**What the task asks**
Find every line of the listing below where "JSON" appears, and copy it.

**Material provided**
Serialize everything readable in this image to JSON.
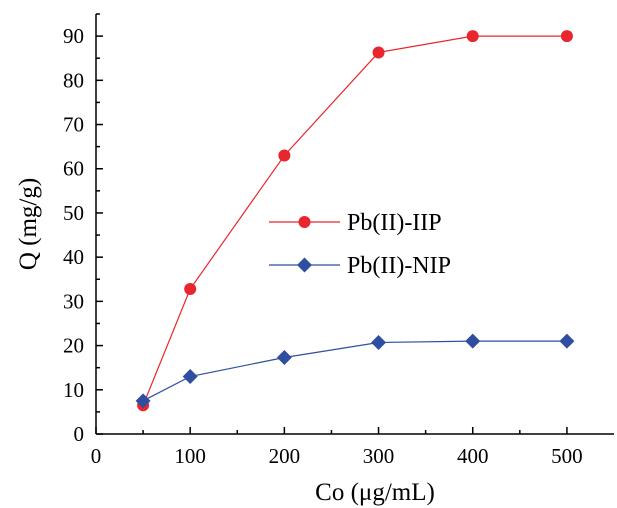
{
  "chart_data": {
    "type": "line",
    "xlabel": "Co (μg/mL)",
    "ylabel": "Q (mg/g)",
    "xlim": [
      0,
      550
    ],
    "ylim": [
      0,
      95
    ],
    "xticks": [
      0,
      100,
      200,
      300,
      400,
      500
    ],
    "xtick_labels": [
      "0",
      "100",
      "200",
      "300",
      "400",
      "500"
    ],
    "yticks": [
      0,
      10,
      20,
      30,
      40,
      50,
      60,
      70,
      80,
      90
    ],
    "ytick_labels": [
      "0",
      "10",
      "20",
      "30",
      "40",
      "50",
      "60",
      "70",
      "80",
      "90"
    ],
    "grid": false,
    "legend_position": "center-right",
    "series": [
      {
        "name": "Pb(II)-IIP",
        "marker": "circle",
        "color": "#e8262d",
        "x": [
          50,
          100,
          200,
          300,
          400,
          500
        ],
        "y": [
          6.5,
          32.8,
          63.0,
          86.3,
          90.0,
          90.0
        ]
      },
      {
        "name": "Pb(II)-NIP",
        "marker": "diamond",
        "color": "#2f4ea0",
        "x": [
          50,
          100,
          200,
          300,
          400,
          500
        ],
        "y": [
          7.5,
          13.0,
          17.3,
          20.7,
          21.0,
          21.0
        ]
      }
    ]
  }
}
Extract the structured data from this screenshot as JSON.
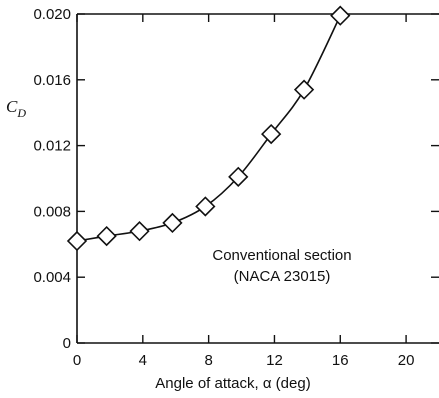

**Answer for this exercise**
Serialize everything readable in this image to JSON.
Extract the structured data from this screenshot as JSON.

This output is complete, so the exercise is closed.